**TO BE DONE**
Leave out the pictures and restate the rest of the data exactly.

[Dataset excerpts]
-*-
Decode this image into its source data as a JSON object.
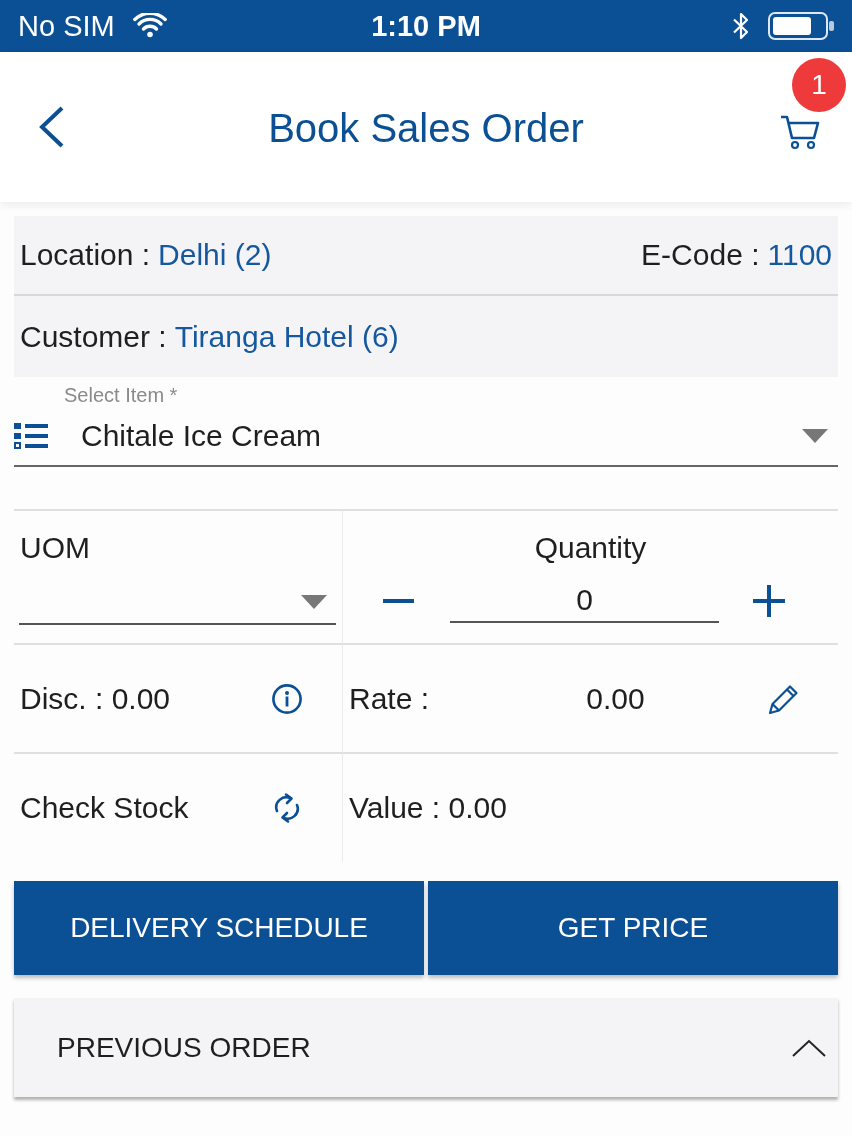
{
  "status_bar": {
    "carrier": "No SIM",
    "time": "1:10 PM"
  },
  "header": {
    "title": "Book Sales Order",
    "cart_badge": "1"
  },
  "info": [
    {
      "label": "Location :",
      "value": "Delhi (2)",
      "right": {
        "label": "E-Code :",
        "value": "1100"
      }
    },
    {
      "label": "Customer :",
      "value": "Tiranga Hotel (6)"
    }
  ],
  "select_item": {
    "label": "Select Item *",
    "value": "Chitale Ice Cream"
  },
  "uom": {
    "label": "UOM"
  },
  "quantity": {
    "label": "Quantity",
    "value": "0"
  },
  "discount": "Disc. : 0.00",
  "rate": {
    "label": "Rate :",
    "value": "0.00"
  },
  "check_stock": "Check Stock",
  "total_value": "Value : 0.00",
  "buttons": [
    "DELIVERY SCHEDULE",
    "GET PRICE"
  ],
  "previous_order": {
    "label": "PREVIOUS ORDER",
    "expanded": true
  }
}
-*-
**WRITTEN RESPONSE**
Decode this image into its source data as a JSON object.
{
  "status_bar": {
    "carrier": "No SIM",
    "time": "1:10 PM"
  },
  "header": {
    "title": "Book Sales Order",
    "cart_badge": "1"
  },
  "info": [
    {
      "label": "Location :",
      "value": "Delhi (2)",
      "right": {
        "label": "E-Code :",
        "value": "1100"
      }
    },
    {
      "label": "Customer :",
      "value": "Tiranga Hotel (6)"
    }
  ],
  "select_item": {
    "label": "Select Item *",
    "value": "Chitale Ice Cream"
  },
  "uom": {
    "label": "UOM"
  },
  "quantity": {
    "label": "Quantity",
    "value": "0"
  },
  "discount": "Disc. : 0.00",
  "rate": {
    "label": "Rate :",
    "value": "0.00"
  },
  "check_stock": "Check Stock",
  "total_value": "Value : 0.00",
  "buttons": [
    "DELIVERY SCHEDULE",
    "GET PRICE"
  ],
  "previous_order": {
    "label": "PREVIOUS ORDER",
    "expanded": true
  }
}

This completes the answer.